What is being asked » Repeat every record below exactly as it appears.

Entries provided »
****************

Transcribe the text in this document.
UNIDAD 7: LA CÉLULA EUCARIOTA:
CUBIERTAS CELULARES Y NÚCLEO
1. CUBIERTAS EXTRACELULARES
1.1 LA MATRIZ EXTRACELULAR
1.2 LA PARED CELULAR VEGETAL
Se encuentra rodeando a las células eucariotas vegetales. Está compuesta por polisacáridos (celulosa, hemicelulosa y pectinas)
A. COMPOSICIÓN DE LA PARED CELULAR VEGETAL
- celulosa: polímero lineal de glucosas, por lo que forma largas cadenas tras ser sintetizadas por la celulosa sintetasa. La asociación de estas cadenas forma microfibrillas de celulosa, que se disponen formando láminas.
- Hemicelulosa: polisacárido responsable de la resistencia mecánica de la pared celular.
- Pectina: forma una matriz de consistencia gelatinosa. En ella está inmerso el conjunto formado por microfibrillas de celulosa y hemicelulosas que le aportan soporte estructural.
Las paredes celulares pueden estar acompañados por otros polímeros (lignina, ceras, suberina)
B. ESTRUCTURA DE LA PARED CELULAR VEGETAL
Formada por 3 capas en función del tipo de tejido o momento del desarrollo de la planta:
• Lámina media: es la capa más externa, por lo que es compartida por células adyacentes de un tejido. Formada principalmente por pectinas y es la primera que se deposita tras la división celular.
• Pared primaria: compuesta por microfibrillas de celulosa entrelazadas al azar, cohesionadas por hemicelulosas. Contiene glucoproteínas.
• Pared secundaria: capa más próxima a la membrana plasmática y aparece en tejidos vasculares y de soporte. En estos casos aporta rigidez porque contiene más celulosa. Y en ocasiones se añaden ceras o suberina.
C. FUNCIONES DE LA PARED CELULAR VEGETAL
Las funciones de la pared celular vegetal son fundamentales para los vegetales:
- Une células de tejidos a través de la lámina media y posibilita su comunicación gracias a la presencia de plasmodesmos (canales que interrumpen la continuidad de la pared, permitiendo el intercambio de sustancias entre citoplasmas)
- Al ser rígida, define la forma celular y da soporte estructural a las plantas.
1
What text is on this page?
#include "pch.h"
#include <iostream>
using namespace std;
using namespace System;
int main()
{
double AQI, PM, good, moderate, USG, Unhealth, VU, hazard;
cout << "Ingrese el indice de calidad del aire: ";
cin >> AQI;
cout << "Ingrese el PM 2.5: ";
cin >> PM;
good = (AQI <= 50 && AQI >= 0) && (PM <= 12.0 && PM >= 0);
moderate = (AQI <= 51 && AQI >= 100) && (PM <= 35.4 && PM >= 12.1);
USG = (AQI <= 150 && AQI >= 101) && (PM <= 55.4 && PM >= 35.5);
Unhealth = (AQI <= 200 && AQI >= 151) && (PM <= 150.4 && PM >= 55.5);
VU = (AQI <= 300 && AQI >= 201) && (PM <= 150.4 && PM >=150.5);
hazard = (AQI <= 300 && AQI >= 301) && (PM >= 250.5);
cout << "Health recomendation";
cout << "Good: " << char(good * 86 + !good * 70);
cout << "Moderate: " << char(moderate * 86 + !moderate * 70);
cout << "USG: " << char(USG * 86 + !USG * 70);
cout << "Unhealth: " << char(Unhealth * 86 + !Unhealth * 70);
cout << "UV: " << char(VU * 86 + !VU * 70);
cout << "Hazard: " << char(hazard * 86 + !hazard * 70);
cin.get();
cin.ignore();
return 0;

****************

Exercise output »
Transcribe the text in this document.
UNIDAD 7: LA CÉLULA EUCARIOTA:
CUBIERTAS CELULARES Y NÚCLEO
1. CUBIERTAS EXTRACELULARES
1.1 LA MATRIZ EXTRACELULAR
1.2 LA PARED CELULAR VEGETAL
Se encuentra rodeando a las células eucariotas vegetales. Está compuesta por polisacáridos (celulosa, hemicelulosa y pectinas)
A. COMPOSICIÓN DE LA PARED CELULAR VEGETAL
- celulosa: polímero lineal de glucosas, por lo que forma largas cadenas tras ser sintetizadas por la celulosa sintetasa. La asociación de estas cadenas forma microfibrillas de celulosa, que se disponen formando láminas.
- Hemicelulosa: polisacárido responsable de la resistencia mecánica de la pared celular.
- Pectina: forma una matriz de consistencia gelatinosa. En ella está inmerso el conjunto formado por microfibrillas de celulosa y hemicelulosas que le aportan soporte estructural.
Las paredes celulares pueden estar acompañados por otros polímeros (lignina, ceras, suberina)
B. ESTRUCTURA DE LA PARED CELULAR VEGETAL
Formada por 3 capas en función del tipo de tejido o momento del desarrollo de la planta:
• Lámina media: es la capa más externa, por lo que es compartida por células adyacentes de un tejido. Formada principalmente por pectinas y es la primera que se deposita tras la división celular.
• Pared primaria: compuesta por microfibrillas de celulosa entrelazadas al azar, cohesionadas por hemicelulosas. Contiene glucoproteínas.
• Pared secundaria: capa más próxima a la membrana plasmática y aparece en tejidos vasculares y de soporte. En estos casos aporta rigidez porque contiene más celulosa. Y en ocasiones se añaden ceras o suberina.
C. FUNCIONES DE LA PARED CELULAR VEGETAL
Las funciones de la pared celular vegetal son fundamentales para los vegetales:
- Une células de tejidos a través de la lámina media y posibilita su comunicación gracias a la presencia de plasmodesmos (canales que interrumpen la continuidad de la pared, permitiendo el intercambio de sustancias entre citoplasmas)
- Al ser rígida, define la forma celular y da soporte estructural a las plantas.
1
What text is on this page?
#include "pch.h"
#include <iostream>
using namespace std;
using namespace System;
int main()
{
double AQI, PM, good, moderate, USG, Unhealth, VU, hazard;
cout << "Ingrese el indice de calidad del aire: ";
cin >> AQI;
cout << "Ingrese el PM 2.5: ";
cin >> PM;
good = (AQI <= 50 && AQI >= 0) && (PM <= 12.0 && PM >= 0);
moderate = (AQI <= 51 && AQI >= 100) && (PM <= 35.4 && PM >= 12.1);
USG = (AQI <= 150 && AQI >= 101) && (PM <= 55.4 && PM >= 35.5);
Unhealth = (AQI <= 200 && AQI >= 151) && (PM <= 150.4 && PM >= 55.5);
VU = (AQI <= 300 && AQI >= 201) && (PM <= 150.4 && PM >=150.5);
hazard = (AQI <= 300 && AQI >= 301) && (PM >= 250.5);
cout << "Health recomendation";
cout << "Good: " << char(good * 86 + !good * 70);
cout << "Moderate: " << char(moderate * 86 + !moderate * 70);
cout << "USG: " << char(USG * 86 + !USG * 70);
cout << "Unhealth: " << char(Unhealth * 86 + !Unhealth * 70);
cout << "UV: " << char(VU * 86 + !VU * 70);
cout << "Hazard: " << char(hazard * 86 + !hazard * 70);
cin.get();
cin.ignore();
return 0;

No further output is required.